Description of the task >> Answer with one number only: the number of lines that contain "data".

## START Entries supplied

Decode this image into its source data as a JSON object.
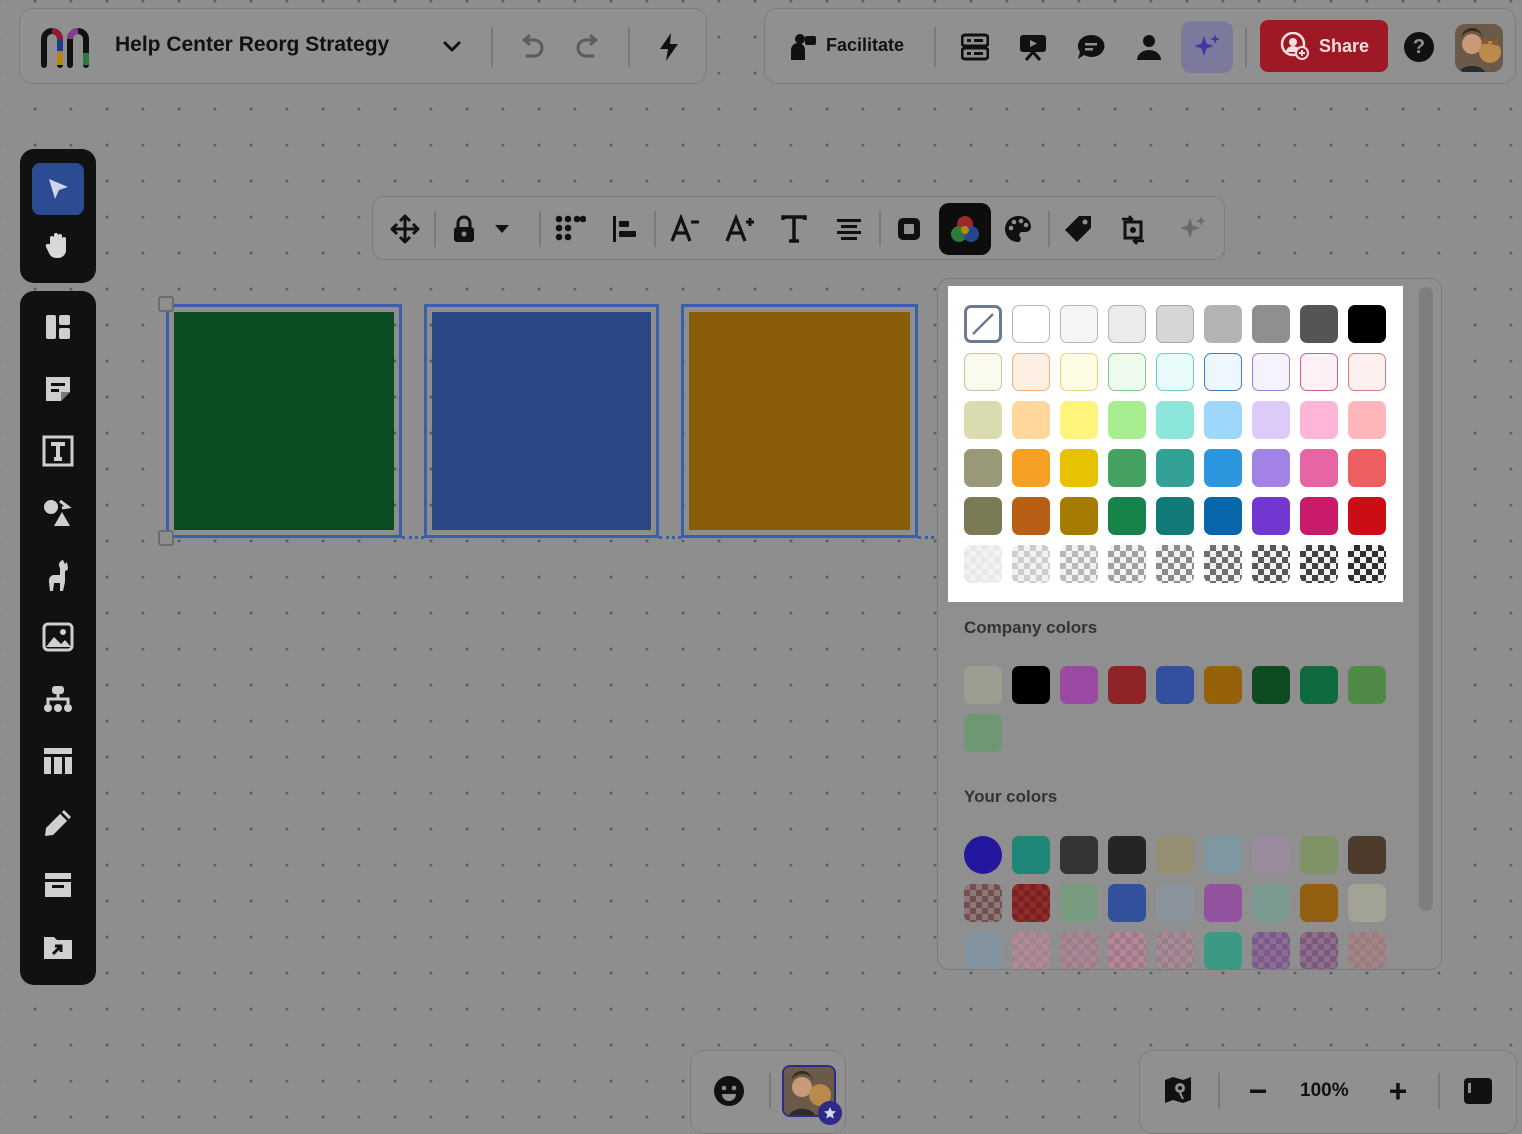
{
  "board": {
    "title": "Help Center Reorg Strategy",
    "logo": "miro-like-logo",
    "dropdown_icon": "chevron-down-icon",
    "undo_icon": "undo-icon",
    "redo_icon": "redo-icon",
    "lightning_icon": "lightning-icon"
  },
  "top_right": {
    "facilitate_label": "Facilitate",
    "share_label": "Share",
    "help_glyph": "?",
    "icons": [
      "list-icon",
      "presentation-icon",
      "comment-icon",
      "user-icon",
      "ai-sparkle-icon"
    ]
  },
  "left_toolbar": {
    "top_tools": [
      "select-cursor-icon",
      "hand-icon"
    ],
    "tools": [
      "templates-icon",
      "sticky-note-icon",
      "text-icon",
      "shapes-icon",
      "llama-icon",
      "image-icon",
      "mindmap-icon",
      "table-icon",
      "pen-icon",
      "frame-icon",
      "upload-icon"
    ]
  },
  "context_toolbar": {
    "tools": [
      "move-icon",
      "lock-icon",
      "caret-down-icon",
      "grid-layout-icon",
      "align-left-icon",
      "font-decrease-icon",
      "font-increase-icon",
      "text-style-icon",
      "align-center-icon",
      "border-icon",
      "color-fill-icon",
      "palette-icon",
      "tag-icon",
      "transform-icon",
      "ai-sparkle-icon"
    ],
    "active_tool": "color-fill-icon"
  },
  "canvas": {
    "shapes": [
      {
        "name": "green-square",
        "color": "#0b4d23"
      },
      {
        "name": "blue-square",
        "color": "#2c4786"
      },
      {
        "name": "mustard-square",
        "color": "#8a5d0b"
      }
    ]
  },
  "color_picker": {
    "selected": "no-fill",
    "rows": [
      [
        {
          "type": "none"
        },
        {
          "color": "#ffffff",
          "border": "#b8b8b8"
        },
        {
          "color": "#f5f5f5",
          "border": "#b8b8b8"
        },
        {
          "color": "#ebebeb",
          "border": "#b0b0b0"
        },
        {
          "color": "#d6d6d6",
          "border": "#a8a8a8"
        },
        {
          "color": "#b3b3b3"
        },
        {
          "color": "#8f8f8f"
        },
        {
          "color": "#555555"
        },
        {
          "color": "#000000"
        }
      ],
      [
        {
          "color": "#fafaee",
          "border": "#c8c39a"
        },
        {
          "color": "#fdf0e2",
          "border": "#f0b272"
        },
        {
          "color": "#fefbe5",
          "border": "#e8d47a"
        },
        {
          "color": "#eefaee",
          "border": "#7fcd8a"
        },
        {
          "color": "#e9fafa",
          "border": "#6fcfc6"
        },
        {
          "color": "#eef6ff",
          "border": "#3c7fc8"
        },
        {
          "color": "#f6f2ff",
          "border": "#9b7fe8"
        },
        {
          "color": "#fff0f5",
          "border": "#d65c95"
        },
        {
          "color": "#fff0f0",
          "border": "#e27a7a"
        }
      ],
      [
        {
          "color": "#dbdbb0"
        },
        {
          "color": "#ffd79a"
        },
        {
          "color": "#fef37c"
        },
        {
          "color": "#a8ec90"
        },
        {
          "color": "#8de6da"
        },
        {
          "color": "#9dd8fa"
        },
        {
          "color": "#dccaf9"
        },
        {
          "color": "#fdb6d5"
        },
        {
          "color": "#ffb6ba"
        }
      ],
      [
        {
          "color": "#999977"
        },
        {
          "color": "#f6a025"
        },
        {
          "color": "#e6c200"
        },
        {
          "color": "#45a160"
        },
        {
          "color": "#34a197"
        },
        {
          "color": "#2c96de"
        },
        {
          "color": "#a283e5"
        },
        {
          "color": "#e566a3"
        },
        {
          "color": "#ec5e60"
        }
      ],
      [
        {
          "color": "#7a7a54"
        },
        {
          "color": "#b85e15"
        },
        {
          "color": "#a67c00"
        },
        {
          "color": "#17834a"
        },
        {
          "color": "#127a78"
        },
        {
          "color": "#0866aa"
        },
        {
          "color": "#7237d0"
        },
        {
          "color": "#c81b6a"
        },
        {
          "color": "#cb0e15"
        }
      ],
      [
        {
          "checker": "#e8e8e8"
        },
        {
          "checker": "#cdcdcd"
        },
        {
          "checker": "#b8b8b8"
        },
        {
          "checker": "#a0a0a0"
        },
        {
          "checker": "#8a8a8a"
        },
        {
          "checker": "#6f6f6f"
        },
        {
          "checker": "#575757"
        },
        {
          "checker": "#404040"
        },
        {
          "checker": "#2e2e2e"
        }
      ]
    ],
    "company_colors_label": "Company colors",
    "company_colors": [
      "#9d9d92",
      "#000000",
      "#9a4aa2",
      "#8e2428",
      "#33509e",
      "#95620a",
      "#0e4b21",
      "#0f6a3d",
      "#4f8a47",
      "#6e9874"
    ],
    "your_colors_label": "Your colors",
    "your_colors": [
      {
        "color": "#22179d",
        "shape": "circle"
      },
      {
        "color": "#1f8777"
      },
      {
        "color": "#343434"
      },
      {
        "color": "#252525"
      },
      {
        "color": "#958f74"
      },
      {
        "color": "#7f97a0"
      },
      {
        "color": "#9a8b9f"
      },
      {
        "color": "#7f9266"
      },
      {
        "color": "#4d3b2b"
      },
      {
        "color": "#8d7777",
        "checker": "#6f4f4f"
      },
      {
        "color": "#8d2c2a",
        "checker": "#7a2222"
      },
      {
        "color": "#789a7e"
      },
      {
        "color": "#32519b"
      },
      {
        "color": "#8b949d"
      },
      {
        "color": "#92529e"
      },
      {
        "color": "#7c9a91"
      },
      {
        "color": "#935f10"
      },
      {
        "color": "#a3a395"
      },
      {
        "color": "#8393a0"
      },
      {
        "color": "#a08590",
        "checker": "#b28998"
      },
      {
        "color": "#9a7e8c",
        "checker": "#a88694"
      },
      {
        "color": "#a0798b",
        "checker": "#b4879b"
      },
      {
        "color": "#987f8b",
        "checker": "#a68a97"
      },
      {
        "color": "#3c9a84"
      },
      {
        "color": "#8b6d95",
        "checker": "#7a5a88"
      },
      {
        "color": "#8d6f8d",
        "checker": "#795a79"
      },
      {
        "color": "#987d80",
        "checker": "#a38586"
      }
    ]
  },
  "bottom_bar": {
    "zoom_level": "100%",
    "zoom_out_glyph": "−",
    "zoom_in_glyph": "+",
    "icons": [
      "emoji-icon",
      "map-icon",
      "panel-toggle-icon"
    ]
  },
  "colors": {
    "accent": "#3a5fa8",
    "share_button": "#9e1826",
    "toolbar_dark": "#111111"
  }
}
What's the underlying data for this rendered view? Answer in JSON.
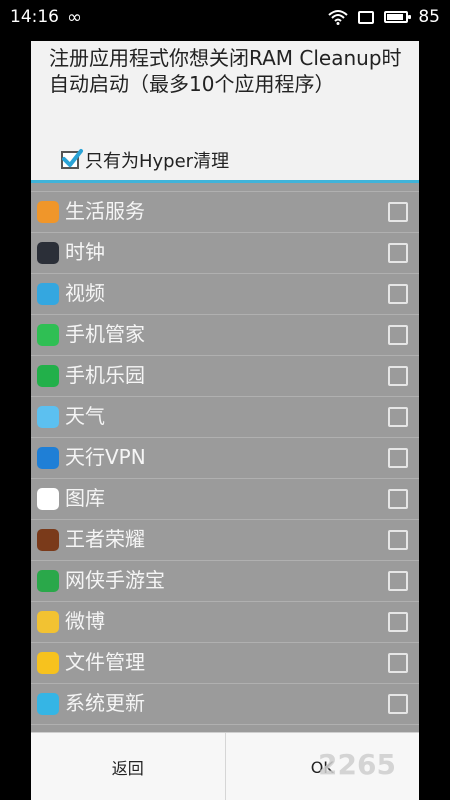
{
  "status_bar": {
    "time": "14:16",
    "battery": "85"
  },
  "dialog": {
    "title": "注册应用程式你想关闭RAM Cleanup时自动启动（最多10个应用程序）",
    "hyper_only_label": "只有为Hyper清理",
    "hyper_only_checked": true
  },
  "apps": [
    {
      "label": "",
      "icon": "partial-icon",
      "color": "#7c7c7c"
    },
    {
      "label": "生活服务",
      "icon": "coffee-cup-icon",
      "color": "#f0962a"
    },
    {
      "label": "时钟",
      "icon": "clock-icon",
      "color": "#2b2f38"
    },
    {
      "label": "视频",
      "icon": "video-clapper-icon",
      "color": "#34a7e0"
    },
    {
      "label": "手机管家",
      "icon": "shield-plus-icon",
      "color": "#2fbf54"
    },
    {
      "label": "手机乐园",
      "icon": "s-store-icon",
      "color": "#22b04a"
    },
    {
      "label": "天气",
      "icon": "cloud-sun-icon",
      "color": "#5cc0f0"
    },
    {
      "label": "天行VPN",
      "icon": "globe-icon",
      "color": "#1f7fd6"
    },
    {
      "label": "图库",
      "icon": "flower-icon",
      "color": "#ffffff"
    },
    {
      "label": "王者荣耀",
      "icon": "hero-game-icon",
      "color": "#7a3a1a"
    },
    {
      "label": "网侠手游宝",
      "icon": "recycle-icon",
      "color": "#2aa84a"
    },
    {
      "label": "微博",
      "icon": "weibo-icon",
      "color": "#f2c232"
    },
    {
      "label": "文件管理",
      "icon": "folder-icon",
      "color": "#f7c21e"
    },
    {
      "label": "系统更新",
      "icon": "arrow-up-icon",
      "color": "#35b5e5"
    }
  ],
  "buttons": {
    "back": "返回",
    "ok": "OK"
  },
  "watermark": "2265"
}
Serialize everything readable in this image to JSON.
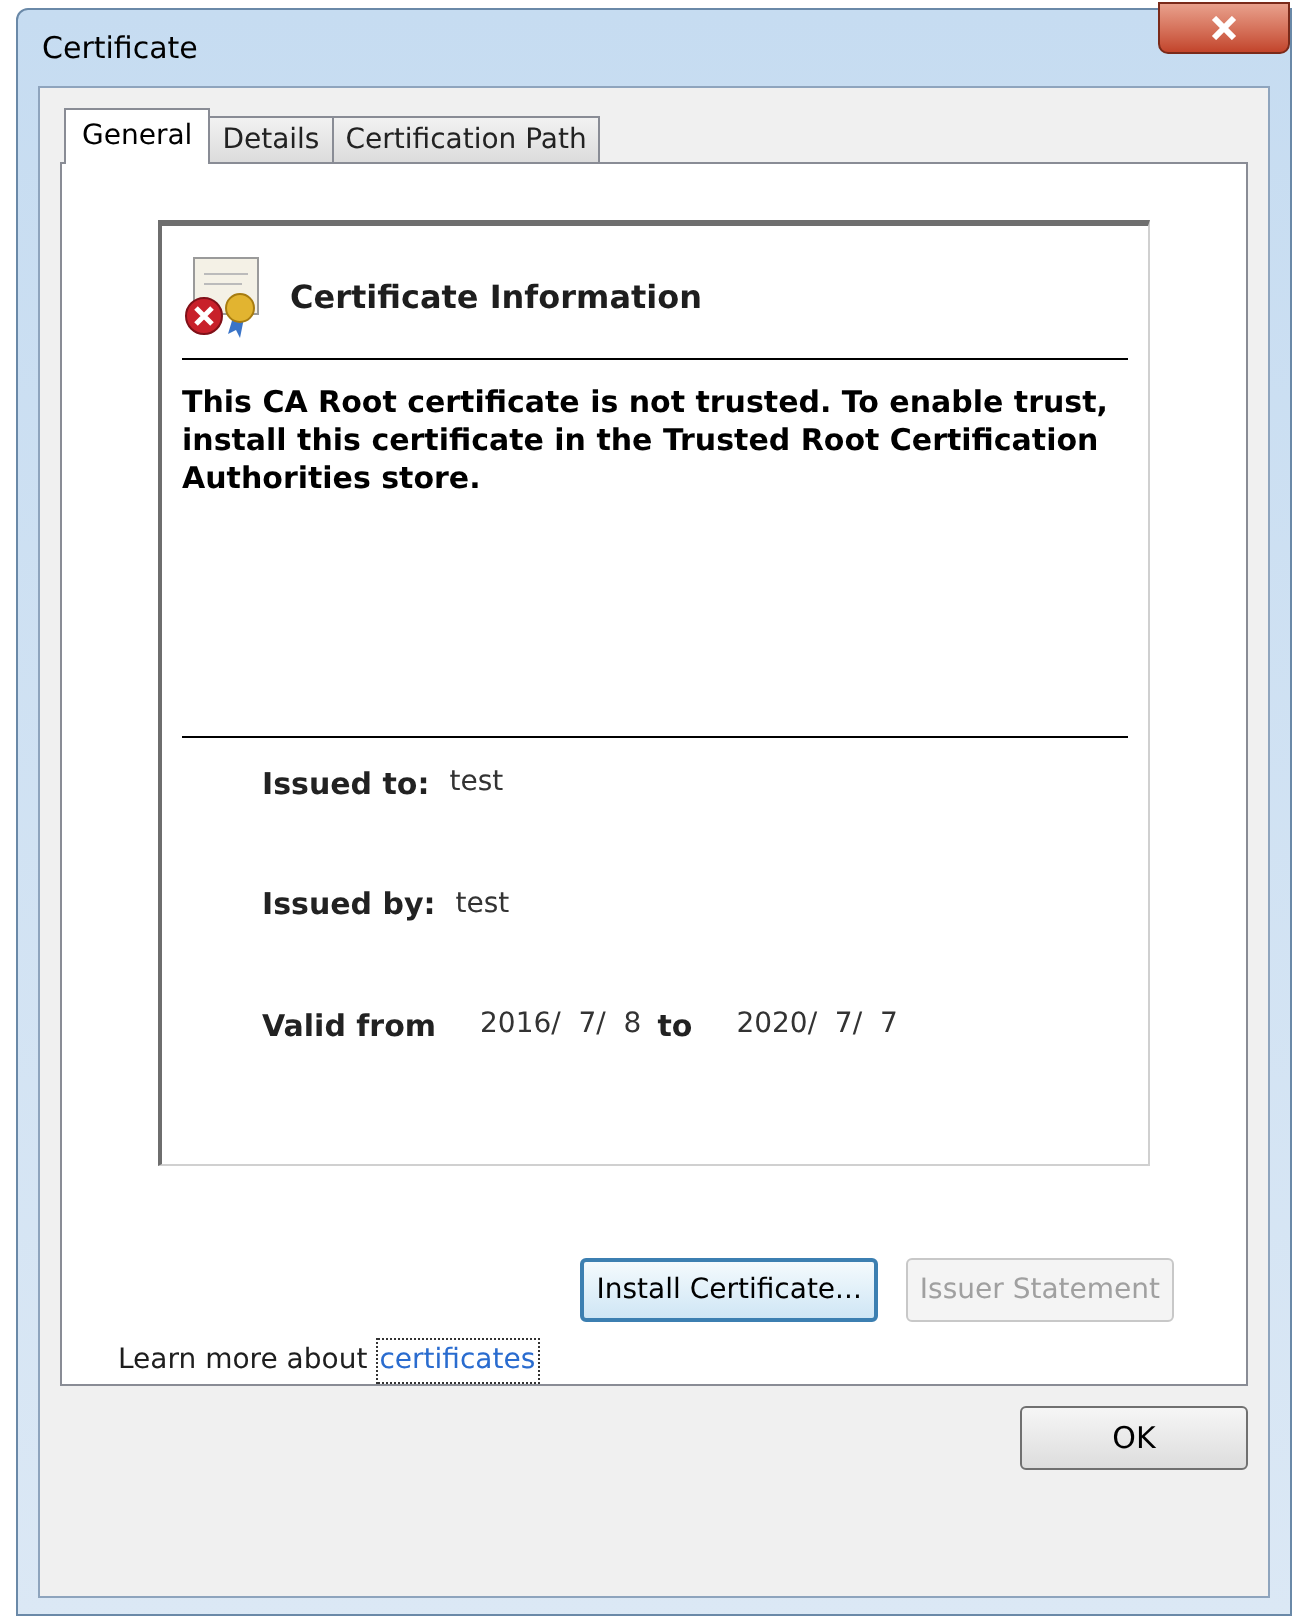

## END Entries supplied

Solution to this exercise >> 2